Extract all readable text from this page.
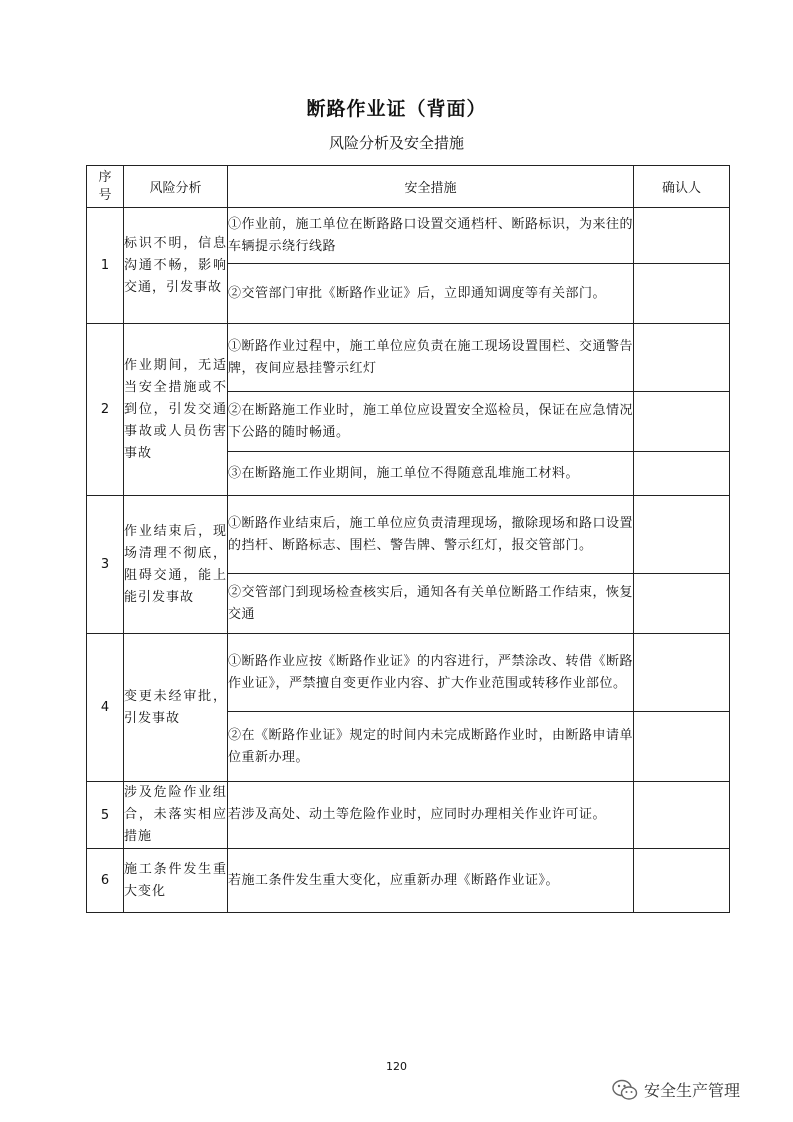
断路作业证（背面）
风险分析及安全措施
序号	风险分析	安全措施	确认人
1	标识不明，信息沟通不畅，影响交通，引发事故	①作业前，施工单位在断路路口设置交通档杆、断路标识，为来往的车辆提示绕行线路	
		②交管部门审批《断路作业证》后，立即通知调度等有关部门。	
2	作业期间，无适当安全措施或不到位，引发交通事故或人员伤害事故	①断路作业过程中，施工单位应负责在施工现场设置围栏、交通警告牌，夜间应悬挂警示红灯	
		②在断路施工作业时，施工单位应设置安全巡检员，保证在应急情况下公路的随时畅通。	
		③在断路施工作业期间，施工单位不得随意乱堆施工材料。	
3	作业结束后，现场清理不彻底，阻碍交通，能上能引发事故	①断路作业结束后，施工单位应负责清理现场，撤除现场和路口设置的挡杆、断路标志、围栏、警告牌、警示红灯，报交管部门。	
		②交管部门到现场检查核实后，通知各有关单位断路工作结束，恢复交通	
4	变更未经审批，引发事故	①断路作业应按《断路作业证》的内容进行，严禁涂改、转借《断路作业证》，严禁擅自变更作业内容、扩大作业范围或转移作业部位。	
		②在《断路作业证》规定的时间内未完成断路作业时，由断路申请单位重新办理。	
5	涉及危险作业组合，未落实相应措施	若涉及高处、动土等危险作业时，应同时办理相关作业许可证。	
6	施工条件发生重大变化	若施工条件发生重大变化，应重新办理《断路作业证》。	
120
安全生产管理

—————

> _GIVEN INSTRUCTION_:
Quote in full the listing given above; the images are to be left out.

> _THE OUTPUT_:
Extract all readable text from this page.
断路作业证（背面）
风险分析及安全措施
序号	风险分析	安全措施	确认人
1	标识不明，信息沟通不畅，影响交通，引发事故	①作业前，施工单位在断路路口设置交通档杆、断路标识，为来往的车辆提示绕行线路	
		②交管部门审批《断路作业证》后，立即通知调度等有关部门。	
2	作业期间，无适当安全措施或不到位，引发交通事故或人员伤害事故	①断路作业过程中，施工单位应负责在施工现场设置围栏、交通警告牌，夜间应悬挂警示红灯	
		②在断路施工作业时，施工单位应设置安全巡检员，保证在应急情况下公路的随时畅通。	
		③在断路施工作业期间，施工单位不得随意乱堆施工材料。	
3	作业结束后，现场清理不彻底，阻碍交通，能上能引发事故	①断路作业结束后，施工单位应负责清理现场，撤除现场和路口设置的挡杆、断路标志、围栏、警告牌、警示红灯，报交管部门。	
		②交管部门到现场检查核实后，通知各有关单位断路工作结束，恢复交通	
4	变更未经审批，引发事故	①断路作业应按《断路作业证》的内容进行，严禁涂改、转借《断路作业证》，严禁擅自变更作业内容、扩大作业范围或转移作业部位。	
		②在《断路作业证》规定的时间内未完成断路作业时，由断路申请单位重新办理。	
5	涉及危险作业组合，未落实相应措施	若涉及高处、动土等危险作业时，应同时办理相关作业许可证。	
6	施工条件发生重大变化	若施工条件发生重大变化，应重新办理《断路作业证》。	
120
安全生产管理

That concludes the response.